- **WRITTEN TASK**
Copy every line in which the string "BilaUnwan" occurs.

**********

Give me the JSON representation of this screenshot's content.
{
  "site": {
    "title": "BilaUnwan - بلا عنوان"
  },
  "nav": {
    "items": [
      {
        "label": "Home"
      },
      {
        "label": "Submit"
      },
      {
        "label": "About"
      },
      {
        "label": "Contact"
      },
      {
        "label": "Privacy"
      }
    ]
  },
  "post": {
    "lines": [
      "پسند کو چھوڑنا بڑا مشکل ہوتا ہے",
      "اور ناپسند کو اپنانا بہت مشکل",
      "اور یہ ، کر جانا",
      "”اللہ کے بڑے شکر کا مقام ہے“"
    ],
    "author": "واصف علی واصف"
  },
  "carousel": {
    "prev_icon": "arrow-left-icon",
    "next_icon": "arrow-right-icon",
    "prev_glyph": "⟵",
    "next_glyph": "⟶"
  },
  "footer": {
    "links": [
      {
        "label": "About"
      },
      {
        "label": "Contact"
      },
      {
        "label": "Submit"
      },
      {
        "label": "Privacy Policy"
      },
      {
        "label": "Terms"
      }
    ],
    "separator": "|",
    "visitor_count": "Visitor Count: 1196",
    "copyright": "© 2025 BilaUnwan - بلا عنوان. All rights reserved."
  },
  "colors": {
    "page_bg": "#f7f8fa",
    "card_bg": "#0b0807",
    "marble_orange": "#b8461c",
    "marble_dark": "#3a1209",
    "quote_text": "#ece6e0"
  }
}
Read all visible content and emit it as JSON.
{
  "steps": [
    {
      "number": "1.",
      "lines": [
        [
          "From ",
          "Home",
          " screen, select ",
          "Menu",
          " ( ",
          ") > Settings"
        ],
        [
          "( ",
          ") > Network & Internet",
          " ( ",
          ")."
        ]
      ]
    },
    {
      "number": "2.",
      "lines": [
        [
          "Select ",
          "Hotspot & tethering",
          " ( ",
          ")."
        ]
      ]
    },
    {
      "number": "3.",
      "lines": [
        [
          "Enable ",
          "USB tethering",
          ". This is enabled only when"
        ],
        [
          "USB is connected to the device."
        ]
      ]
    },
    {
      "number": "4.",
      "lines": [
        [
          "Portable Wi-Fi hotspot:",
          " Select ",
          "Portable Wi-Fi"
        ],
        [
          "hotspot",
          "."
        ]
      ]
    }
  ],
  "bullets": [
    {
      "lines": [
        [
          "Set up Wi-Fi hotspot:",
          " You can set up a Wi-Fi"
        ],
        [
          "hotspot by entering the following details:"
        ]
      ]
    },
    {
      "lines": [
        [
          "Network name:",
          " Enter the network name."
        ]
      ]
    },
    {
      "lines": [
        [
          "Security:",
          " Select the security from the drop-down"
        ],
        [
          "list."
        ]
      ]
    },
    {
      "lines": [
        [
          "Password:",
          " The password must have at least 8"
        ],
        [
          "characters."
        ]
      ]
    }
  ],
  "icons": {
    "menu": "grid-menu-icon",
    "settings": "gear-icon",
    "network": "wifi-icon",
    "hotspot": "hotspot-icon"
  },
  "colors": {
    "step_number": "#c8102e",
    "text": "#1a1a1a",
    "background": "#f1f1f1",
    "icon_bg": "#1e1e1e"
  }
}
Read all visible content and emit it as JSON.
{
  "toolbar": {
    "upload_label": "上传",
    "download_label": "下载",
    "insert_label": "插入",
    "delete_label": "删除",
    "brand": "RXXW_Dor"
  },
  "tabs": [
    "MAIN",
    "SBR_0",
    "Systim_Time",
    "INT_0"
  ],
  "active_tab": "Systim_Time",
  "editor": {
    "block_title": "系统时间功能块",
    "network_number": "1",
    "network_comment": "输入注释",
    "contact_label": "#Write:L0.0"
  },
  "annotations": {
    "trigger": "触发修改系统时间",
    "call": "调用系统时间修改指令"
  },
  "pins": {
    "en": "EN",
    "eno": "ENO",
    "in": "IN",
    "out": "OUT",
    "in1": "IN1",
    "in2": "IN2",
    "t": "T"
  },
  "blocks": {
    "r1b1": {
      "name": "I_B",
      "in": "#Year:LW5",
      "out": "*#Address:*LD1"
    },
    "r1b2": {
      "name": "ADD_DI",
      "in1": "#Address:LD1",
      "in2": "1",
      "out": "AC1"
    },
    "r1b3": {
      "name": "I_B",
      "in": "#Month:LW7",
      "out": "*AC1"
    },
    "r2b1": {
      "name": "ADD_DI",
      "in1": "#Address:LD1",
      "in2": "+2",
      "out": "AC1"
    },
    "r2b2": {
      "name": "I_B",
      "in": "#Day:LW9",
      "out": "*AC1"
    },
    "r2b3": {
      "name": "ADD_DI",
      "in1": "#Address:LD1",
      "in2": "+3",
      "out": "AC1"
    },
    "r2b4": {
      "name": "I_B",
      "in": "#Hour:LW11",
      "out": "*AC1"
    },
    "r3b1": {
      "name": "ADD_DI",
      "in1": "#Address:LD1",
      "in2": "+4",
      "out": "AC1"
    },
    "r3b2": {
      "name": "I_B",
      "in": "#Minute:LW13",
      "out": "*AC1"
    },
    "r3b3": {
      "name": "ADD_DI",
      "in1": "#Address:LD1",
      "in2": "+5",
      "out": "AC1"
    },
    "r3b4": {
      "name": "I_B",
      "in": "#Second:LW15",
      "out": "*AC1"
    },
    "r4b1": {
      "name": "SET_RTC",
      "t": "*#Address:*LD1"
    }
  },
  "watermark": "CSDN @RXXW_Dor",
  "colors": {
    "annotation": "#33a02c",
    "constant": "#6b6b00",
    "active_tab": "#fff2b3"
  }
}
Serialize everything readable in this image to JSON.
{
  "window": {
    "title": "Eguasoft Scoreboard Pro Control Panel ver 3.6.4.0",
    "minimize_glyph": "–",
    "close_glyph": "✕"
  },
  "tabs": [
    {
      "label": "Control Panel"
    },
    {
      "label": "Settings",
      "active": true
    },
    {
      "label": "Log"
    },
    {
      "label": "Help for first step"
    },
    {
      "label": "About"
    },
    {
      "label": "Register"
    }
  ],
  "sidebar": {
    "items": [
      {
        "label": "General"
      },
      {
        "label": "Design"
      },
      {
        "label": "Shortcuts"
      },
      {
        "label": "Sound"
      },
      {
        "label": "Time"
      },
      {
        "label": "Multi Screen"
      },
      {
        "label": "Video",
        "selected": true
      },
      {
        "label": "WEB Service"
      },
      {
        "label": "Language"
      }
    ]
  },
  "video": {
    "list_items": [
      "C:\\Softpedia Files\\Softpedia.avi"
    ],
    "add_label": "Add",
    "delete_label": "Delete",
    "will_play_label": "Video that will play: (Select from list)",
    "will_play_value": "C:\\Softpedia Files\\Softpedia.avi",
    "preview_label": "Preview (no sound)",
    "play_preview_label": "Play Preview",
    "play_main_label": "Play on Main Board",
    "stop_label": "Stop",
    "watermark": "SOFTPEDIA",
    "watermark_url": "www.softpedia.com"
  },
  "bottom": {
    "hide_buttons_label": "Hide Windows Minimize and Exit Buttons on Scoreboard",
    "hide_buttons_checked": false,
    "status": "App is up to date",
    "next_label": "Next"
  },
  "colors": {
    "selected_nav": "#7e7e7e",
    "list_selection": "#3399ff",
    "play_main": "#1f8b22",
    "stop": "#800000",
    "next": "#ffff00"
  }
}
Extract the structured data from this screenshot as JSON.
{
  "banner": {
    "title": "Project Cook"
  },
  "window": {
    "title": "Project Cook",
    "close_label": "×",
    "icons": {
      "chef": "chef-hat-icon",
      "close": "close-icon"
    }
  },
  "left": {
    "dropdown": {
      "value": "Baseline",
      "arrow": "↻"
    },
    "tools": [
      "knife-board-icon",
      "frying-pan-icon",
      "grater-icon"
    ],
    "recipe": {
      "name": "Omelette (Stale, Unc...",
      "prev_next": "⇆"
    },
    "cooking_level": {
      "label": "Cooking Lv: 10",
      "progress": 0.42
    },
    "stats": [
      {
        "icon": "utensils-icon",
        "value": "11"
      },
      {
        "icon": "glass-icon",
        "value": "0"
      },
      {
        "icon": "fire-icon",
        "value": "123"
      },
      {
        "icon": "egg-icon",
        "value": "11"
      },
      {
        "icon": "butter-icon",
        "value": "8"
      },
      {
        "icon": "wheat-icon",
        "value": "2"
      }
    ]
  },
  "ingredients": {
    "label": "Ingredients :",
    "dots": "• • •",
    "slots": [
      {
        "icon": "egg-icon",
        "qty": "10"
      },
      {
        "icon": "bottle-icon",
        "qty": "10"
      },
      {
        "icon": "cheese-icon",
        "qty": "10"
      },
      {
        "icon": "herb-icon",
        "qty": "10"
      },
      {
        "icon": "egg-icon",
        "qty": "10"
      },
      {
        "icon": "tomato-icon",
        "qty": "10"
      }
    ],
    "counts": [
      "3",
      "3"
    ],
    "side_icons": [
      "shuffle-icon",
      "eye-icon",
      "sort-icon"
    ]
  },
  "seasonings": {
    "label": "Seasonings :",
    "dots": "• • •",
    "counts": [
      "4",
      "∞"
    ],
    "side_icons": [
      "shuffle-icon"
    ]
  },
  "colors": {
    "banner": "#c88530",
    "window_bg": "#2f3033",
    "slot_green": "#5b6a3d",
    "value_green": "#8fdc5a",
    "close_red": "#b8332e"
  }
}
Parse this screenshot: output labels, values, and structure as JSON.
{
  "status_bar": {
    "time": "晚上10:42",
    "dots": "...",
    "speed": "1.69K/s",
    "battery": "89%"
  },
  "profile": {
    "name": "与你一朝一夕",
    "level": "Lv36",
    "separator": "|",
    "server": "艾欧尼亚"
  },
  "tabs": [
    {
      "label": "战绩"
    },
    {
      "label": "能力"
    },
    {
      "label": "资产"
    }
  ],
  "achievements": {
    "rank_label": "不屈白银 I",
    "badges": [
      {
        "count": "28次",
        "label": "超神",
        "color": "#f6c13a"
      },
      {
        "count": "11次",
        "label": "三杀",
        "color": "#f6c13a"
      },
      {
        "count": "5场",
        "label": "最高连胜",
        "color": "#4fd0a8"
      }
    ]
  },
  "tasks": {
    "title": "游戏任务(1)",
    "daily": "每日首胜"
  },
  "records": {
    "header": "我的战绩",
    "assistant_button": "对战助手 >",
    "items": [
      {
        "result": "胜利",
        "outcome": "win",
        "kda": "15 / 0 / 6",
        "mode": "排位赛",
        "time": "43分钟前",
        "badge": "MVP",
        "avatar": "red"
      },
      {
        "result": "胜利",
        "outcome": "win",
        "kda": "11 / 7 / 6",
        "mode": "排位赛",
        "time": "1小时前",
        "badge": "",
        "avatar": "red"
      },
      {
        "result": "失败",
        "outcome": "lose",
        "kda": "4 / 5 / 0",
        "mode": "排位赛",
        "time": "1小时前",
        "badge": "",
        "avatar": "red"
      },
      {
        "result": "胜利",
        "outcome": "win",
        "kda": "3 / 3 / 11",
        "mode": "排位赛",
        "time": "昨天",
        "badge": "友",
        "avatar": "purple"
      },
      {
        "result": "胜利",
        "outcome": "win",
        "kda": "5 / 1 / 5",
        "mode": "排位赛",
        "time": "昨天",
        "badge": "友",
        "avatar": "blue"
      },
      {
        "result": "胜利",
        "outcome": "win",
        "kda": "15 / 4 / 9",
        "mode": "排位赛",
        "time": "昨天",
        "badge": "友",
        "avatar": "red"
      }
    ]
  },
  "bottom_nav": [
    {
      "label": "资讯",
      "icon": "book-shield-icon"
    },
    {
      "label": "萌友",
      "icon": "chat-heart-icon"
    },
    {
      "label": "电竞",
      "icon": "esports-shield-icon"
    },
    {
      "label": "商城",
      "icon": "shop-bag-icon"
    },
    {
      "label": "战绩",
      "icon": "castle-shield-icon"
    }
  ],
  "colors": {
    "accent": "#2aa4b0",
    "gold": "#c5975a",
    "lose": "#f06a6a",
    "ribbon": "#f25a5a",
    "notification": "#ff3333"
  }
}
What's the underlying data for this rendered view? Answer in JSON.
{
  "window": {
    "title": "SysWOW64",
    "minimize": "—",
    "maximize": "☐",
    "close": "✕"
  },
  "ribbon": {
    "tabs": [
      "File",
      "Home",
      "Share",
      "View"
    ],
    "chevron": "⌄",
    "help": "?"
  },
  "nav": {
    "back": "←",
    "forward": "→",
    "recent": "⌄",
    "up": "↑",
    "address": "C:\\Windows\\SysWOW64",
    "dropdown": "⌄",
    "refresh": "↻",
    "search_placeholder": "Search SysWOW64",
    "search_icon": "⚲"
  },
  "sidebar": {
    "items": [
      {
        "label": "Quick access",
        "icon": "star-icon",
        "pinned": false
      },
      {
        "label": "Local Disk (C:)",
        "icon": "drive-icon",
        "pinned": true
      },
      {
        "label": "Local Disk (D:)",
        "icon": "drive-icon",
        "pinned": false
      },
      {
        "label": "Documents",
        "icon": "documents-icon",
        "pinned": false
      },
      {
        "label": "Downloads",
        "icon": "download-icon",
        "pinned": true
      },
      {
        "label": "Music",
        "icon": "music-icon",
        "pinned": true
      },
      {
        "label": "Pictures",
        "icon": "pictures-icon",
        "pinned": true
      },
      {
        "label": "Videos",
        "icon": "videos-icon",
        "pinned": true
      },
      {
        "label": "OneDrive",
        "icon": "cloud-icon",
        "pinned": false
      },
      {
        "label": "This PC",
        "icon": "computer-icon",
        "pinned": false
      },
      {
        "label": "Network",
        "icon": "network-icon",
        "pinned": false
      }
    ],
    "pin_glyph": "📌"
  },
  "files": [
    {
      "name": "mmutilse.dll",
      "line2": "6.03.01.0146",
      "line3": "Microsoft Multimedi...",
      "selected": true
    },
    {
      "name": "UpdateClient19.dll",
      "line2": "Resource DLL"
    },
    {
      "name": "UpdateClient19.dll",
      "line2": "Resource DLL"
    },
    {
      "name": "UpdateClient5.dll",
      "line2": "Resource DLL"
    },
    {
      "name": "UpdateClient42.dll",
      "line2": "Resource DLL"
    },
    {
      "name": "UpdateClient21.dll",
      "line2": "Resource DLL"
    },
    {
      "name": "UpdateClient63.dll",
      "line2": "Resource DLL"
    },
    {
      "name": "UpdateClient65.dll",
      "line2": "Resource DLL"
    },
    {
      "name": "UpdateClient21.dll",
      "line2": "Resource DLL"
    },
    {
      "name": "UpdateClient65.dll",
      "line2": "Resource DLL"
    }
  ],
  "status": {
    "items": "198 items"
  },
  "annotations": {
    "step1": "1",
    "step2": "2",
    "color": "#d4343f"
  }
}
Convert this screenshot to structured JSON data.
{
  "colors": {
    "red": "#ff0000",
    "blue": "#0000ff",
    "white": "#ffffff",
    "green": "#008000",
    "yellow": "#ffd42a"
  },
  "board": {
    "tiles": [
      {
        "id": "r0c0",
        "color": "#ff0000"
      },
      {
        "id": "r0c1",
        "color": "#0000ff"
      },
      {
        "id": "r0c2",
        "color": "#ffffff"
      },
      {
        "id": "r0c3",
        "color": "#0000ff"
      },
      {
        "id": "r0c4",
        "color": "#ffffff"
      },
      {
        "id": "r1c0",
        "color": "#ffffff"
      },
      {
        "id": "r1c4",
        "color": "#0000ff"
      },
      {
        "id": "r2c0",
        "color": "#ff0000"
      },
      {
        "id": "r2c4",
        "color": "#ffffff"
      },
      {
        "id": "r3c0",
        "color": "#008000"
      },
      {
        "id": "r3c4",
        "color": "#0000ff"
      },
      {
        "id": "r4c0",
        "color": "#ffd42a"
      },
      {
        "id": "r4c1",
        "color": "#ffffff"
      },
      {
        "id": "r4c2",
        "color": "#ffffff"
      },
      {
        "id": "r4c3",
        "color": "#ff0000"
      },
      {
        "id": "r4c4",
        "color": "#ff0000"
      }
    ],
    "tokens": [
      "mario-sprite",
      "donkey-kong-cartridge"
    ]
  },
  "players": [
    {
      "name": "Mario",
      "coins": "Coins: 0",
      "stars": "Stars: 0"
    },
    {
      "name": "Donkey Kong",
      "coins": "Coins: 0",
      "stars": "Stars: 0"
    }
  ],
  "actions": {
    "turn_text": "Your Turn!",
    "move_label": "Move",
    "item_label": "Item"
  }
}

**********

- **SOLUTION TO THIS EXERCISE**
    "title": "BilaUnwan - بلا عنوان"
    "copyright": "© 2025 BilaUnwan - بلا عنوان. All rights reserved."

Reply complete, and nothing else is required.